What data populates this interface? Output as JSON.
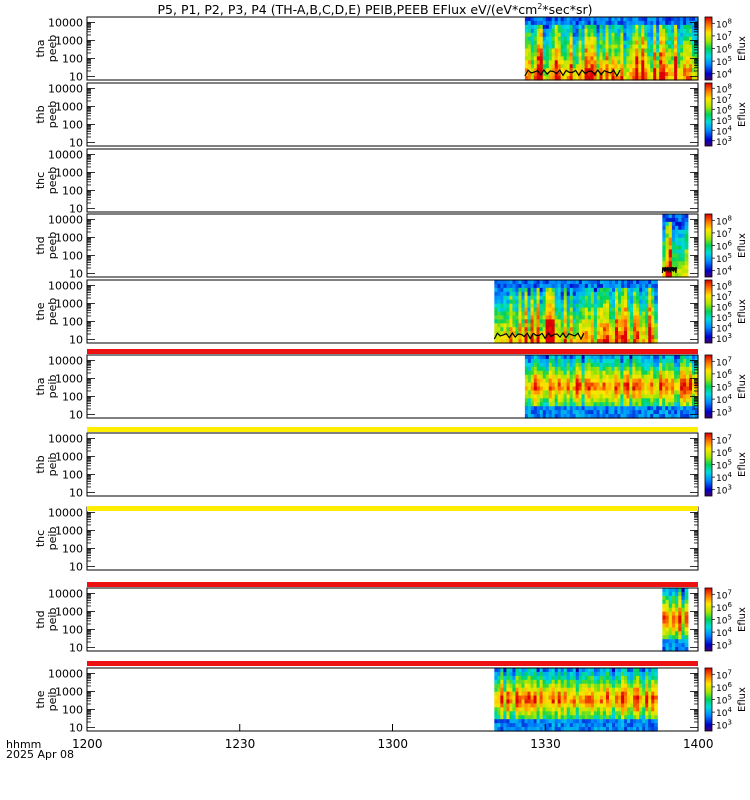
{
  "header": {
    "title_prefix": "P5, P1, P2, P3, P4 (TH-A,B,C,D,E) PEIB,PEEB EFlux eV/(eV*cm",
    "title_sup": "2",
    "title_suffix": "*sec*sr)"
  },
  "footer": {
    "time_format_label": "hhmm",
    "date_label": "2025 Apr 08"
  },
  "colors": {
    "red_bar": "#ee1111",
    "yellow_bar": "#ffee00",
    "no_data_blue": "#0000c0"
  },
  "chart_data": {
    "type": "heatmap",
    "x_axis": {
      "format": "hhmm",
      "range": [
        "1200",
        "1400"
      ],
      "ticks": [
        "1200",
        "1230",
        "1300",
        "1330",
        "1400"
      ]
    },
    "y_axis": {
      "scale": "log",
      "unit": "eV",
      "tick_labels": [
        "10",
        "100",
        "1000",
        "10000"
      ]
    },
    "colorbar_label": "Eflux",
    "panels": [
      {
        "probe": "tha",
        "product": "peeb",
        "data_start": "1326",
        "data_end": "1400",
        "colorbar": [
          "10^4",
          "10^5",
          "10^6",
          "10^7",
          "10^8"
        ],
        "lowcut": true,
        "spin_line": true
      },
      {
        "probe": "thb",
        "product": "peeb",
        "data_start": null,
        "data_end": null,
        "colorbar": [
          "10^3",
          "10^4",
          "10^5",
          "10^6",
          "10^7",
          "10^8"
        ]
      },
      {
        "probe": "thc",
        "product": "peeb",
        "data_start": null,
        "data_end": null,
        "colorbar": null
      },
      {
        "probe": "thd",
        "product": "peeb",
        "data_start": "1353",
        "data_end": "1358",
        "colorbar": [
          "10^4",
          "10^5",
          "10^6",
          "10^7",
          "10^8"
        ],
        "lowcut": true
      },
      {
        "probe": "the",
        "product": "peeb",
        "data_start": "1320",
        "data_end": "1352",
        "colorbar": [
          "10^3",
          "10^4",
          "10^5",
          "10^6",
          "10^7",
          "10^8"
        ],
        "lowcut": true
      },
      {
        "probe": "tha",
        "product": "peib",
        "data_start": "1326",
        "data_end": "1400",
        "colorbar": [
          "10^3",
          "10^4",
          "10^5",
          "10^6",
          "10^7"
        ],
        "bar_above": "red"
      },
      {
        "probe": "thb",
        "product": "peib",
        "data_start": null,
        "data_end": null,
        "colorbar": [
          "10^3",
          "10^4",
          "10^5",
          "10^6",
          "10^7"
        ],
        "bar_above": "yellow"
      },
      {
        "probe": "thc",
        "product": "peib",
        "data_start": null,
        "data_end": null,
        "colorbar": null,
        "bar_above": "yellow"
      },
      {
        "probe": "thd",
        "product": "peib",
        "data_start": "1353",
        "data_end": "1358",
        "colorbar": [
          "10^3",
          "10^4",
          "10^5",
          "10^6",
          "10^7"
        ],
        "bar_above": "red"
      },
      {
        "probe": "the",
        "product": "peib",
        "data_start": "1320",
        "data_end": "1352",
        "colorbar": [
          "10^3",
          "10^4",
          "10^5",
          "10^6",
          "10^7"
        ],
        "bar_above": "red"
      }
    ]
  }
}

========================================

= WORK TO DO =
List all lines from the entries that include the word "true".

= TASK ANSWER =
        "lowcut": true,
        "spin_line": true
        "lowcut": true
        "lowcut": true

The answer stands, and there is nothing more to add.